▶ [Requirement] Of the lines listed below, how many contain the string "Совета"? Answer with the number alone.

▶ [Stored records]
════

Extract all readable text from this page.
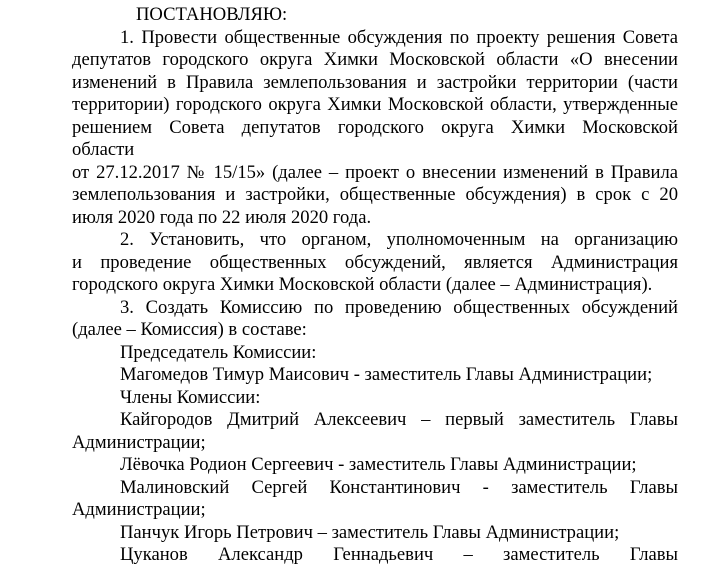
ПОСТАНОВЛЯЮ:
1. Провести общественные обсуждения по проекту решения Совета
депутатов городского округа Химки Московской области «О внесении
изменений в Правила землепользования и застройки территории (части
территории) городского округа Химки Московской области, утвержденные
решением Совета депутатов городского округа Химки Московской
области
от 27.12.2017 № 15/15» (далее – проект о внесении изменений в Правила
землепользования и застройки, общественные обсуждения) в срок с 20
июля 2020 года по 22 июля 2020 года.
2. Установить, что органом, уполномоченным на организацию
и проведение общественных обсуждений, является Администрация
городского округа Химки Московской области (далее – Администрация).
3. Создать Комиссию по проведению общественных обсуждений
(далее – Комиссия) в составе:
Председатель Комиссии:
Магомедов Тимур Маисович - заместитель Главы Администрации;
Члены Комиссии:
Кайгородов Дмитрий Алексеевич – первый заместитель Главы
Администрации;
Лёвочка Родион Сергеевич - заместитель Главы Администрации;
Малиновский Сергей Константинович - заместитель Главы
Администрации;
Панчук Игорь Петрович – заместитель Главы Администрации;
Цуканов Александр Геннадьевич – заместитель Главы
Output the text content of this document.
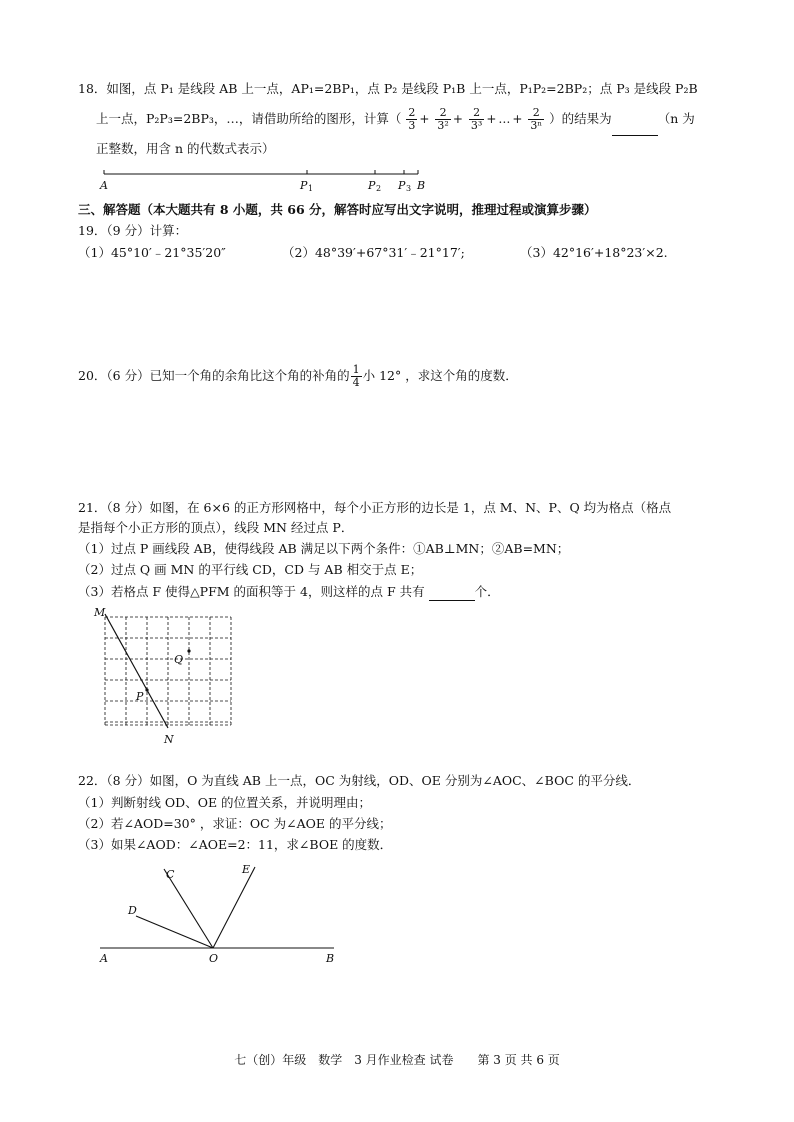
18．如图，点 P₁ 是线段 AB 上一点，AP₁=2BP₁，点 P₂ 是线段 P₁B 上一点，P₁P₂=2BP₂；点 P₃ 是线段 P₂B
上一点，P₂P₃=2BP₃，…，请借助所给的图形，计算（ $\frac{2}{3} + \frac{2}{\text{3²}} + \frac{2}{\text{3³}}$ + … + $\frac{2}{\text{3ⁿ}}$ ）的结果为	（n 为
正整数，用含 n 的代数式表示）
A	P 1	P 2 P 3 B
三、解答题（本大题共有 8 小题，共 66 分，解答时应写出文字说明，推理过程或演算步骤）
19．（9 分）计算：
（1）45°10′﹣21°35′20″	（2）48°39′+67°31′﹣21°17′;	（3）42°16′+18°23′×2.
20．（6 分）已知一个角的余角比这个角的补角的 $\frac{1}{4}$ 小 12° ，求这个角的度数．
21．（8 分）如图，在 6×6 的正方形网格中，每个小正方形的边长是 1，点 M、N、P、Q 均为格点（格点
是指每个小正方形的顶点），线段 MN 经过点 P．
（1）过点 P 画线段 AB，使得线段 AB 满足以下两个条件：①AB⊥MN；②AB=MN；
（2）过点 Q 画 MN 的平行线 CD，CD 与 AB 相交于点 E；
（3）若格点 F 使得△PFM 的面积等于 4，则这样的点 F 共有	个．
M
N
P
Q
22．（8 分）如图，O 为直线 AB 上一点，OC 为射线，OD、OE 分别为∠AOC、∠BOC 的平分线．
（1）判断射线 OD、OE 的位置关系，并说明理由；
（2）若∠AOD=30° ，求证：OC 为∠AOE 的平分线；
（3）如果∠AOD：∠AOE=2：11，求∠BOE 的度数．
A	O	B
C
D
E
七（创）年级　数学　3 月作业检查 试卷　　第 3 页 共 6 页
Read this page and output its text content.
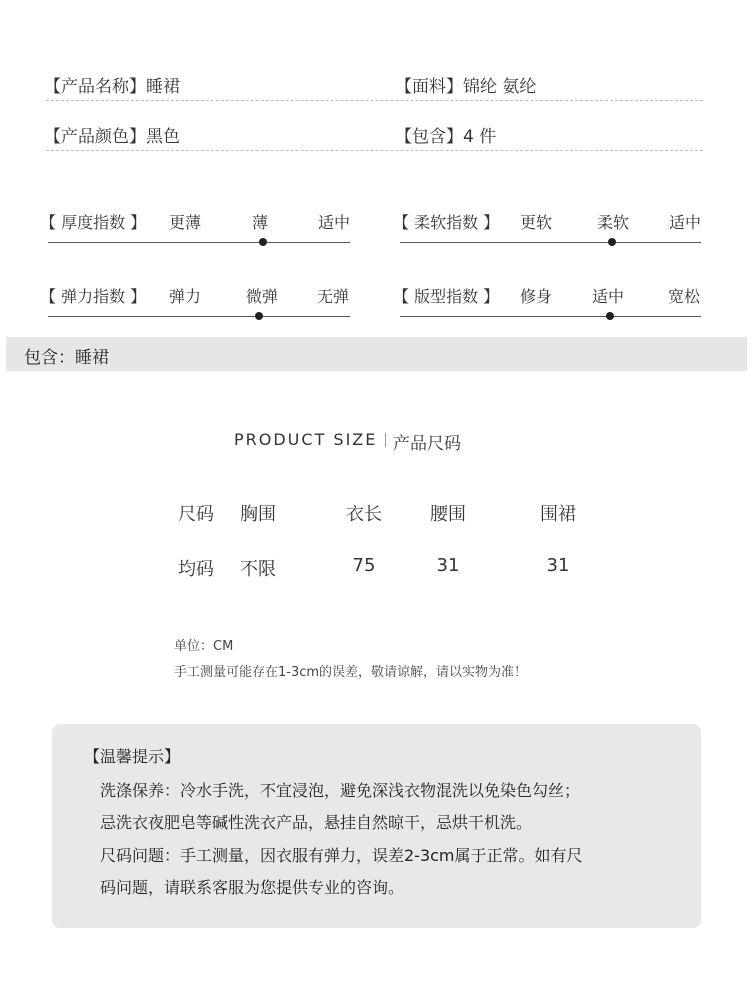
【产品名称】睡裙	【面料】锦纶 氨纶
【产品颜色】黑色	【包含】4 件
【 厚度指数 】	更薄	薄	适中	【 柔软指数 】	更软	柔软	适中
【 弹力指数 】	弹力	微弹	无弹	【 版型指数 】	修身	适中	宽松
包含：睡裙
PRODUCT SIZE 产品尺码
尺码	胸围	衣长	腰围	围裙
均码	不限	75	31	31
单位：CM
手工测量可能存在1-3cm的误差，敬请谅解，请以实物为准！
【温馨提示】
洗涤保养：冷水手洗，不宜浸泡，避免深浅衣物混洗以免染色勾丝；
忌洗衣夜肥皂等碱性洗衣产品，悬挂自然晾干，忌烘干机洗。
尺码问题：手工测量，因衣服有弹力，误差2-3cm属于正常。如有尺
码问题，请联系客服为您提供专业的咨询。
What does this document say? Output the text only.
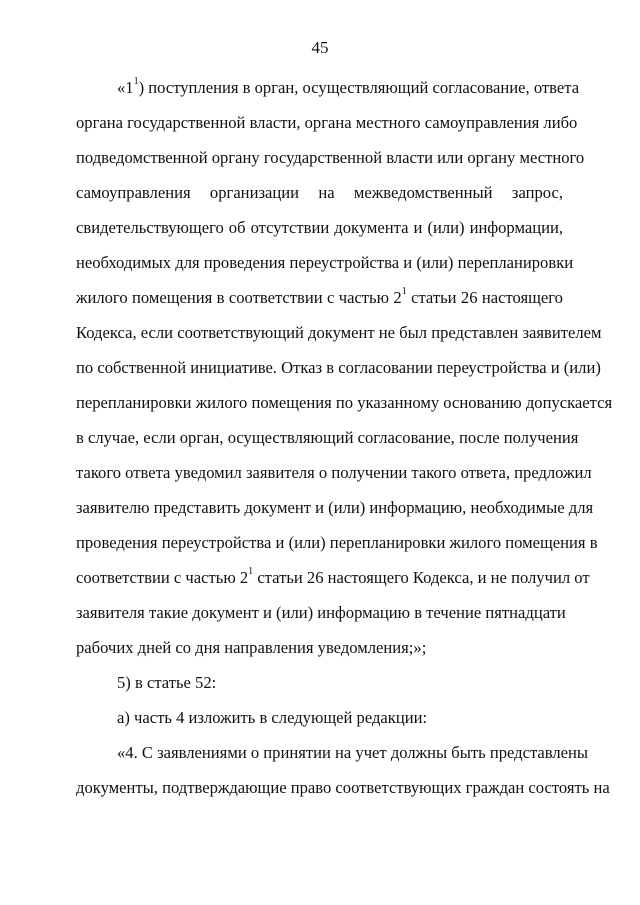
45
«$1^1$) поступления в орган, осуществляющий согласование, ответа
органа государственной власти, органа местного самоуправления либо
подведомственной органу государственной власти или органу местного
самоуправления организации на межведомственный запрос,
свидетельствующего об отсутствии документа и (или) информации,
необходимых для проведения переустройства и (или) перепланировки
жилого помещения в соответствии с частью $2^1$ статьи 26 настоящего
Кодекса, если соответствующий документ не был представлен заявителем
по собственной инициативе. Отказ в согласовании переустройства и (или)
перепланировки жилого помещения по указанному основанию допускается
в случае, если орган, осуществляющий согласование, после получения
такого ответа уведомил заявителя о получении такого ответа, предложил
заявителю представить документ и (или) информацию, необходимые для
проведения переустройства и (или) перепланировки жилого помещения в
соответствии с частью $2^1$ статьи 26 настоящего Кодекса, и не получил от
заявителя такие документ и (или) информацию в течение пятнадцати
рабочих дней со дня направления уведомления;»;
5) в статье 52:
а) часть 4 изложить в следующей редакции:
«4. С заявлениями о принятии на учет должны быть представлены
документы, подтверждающие право соответствующих граждан состоять на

════

▶ [Task response] 2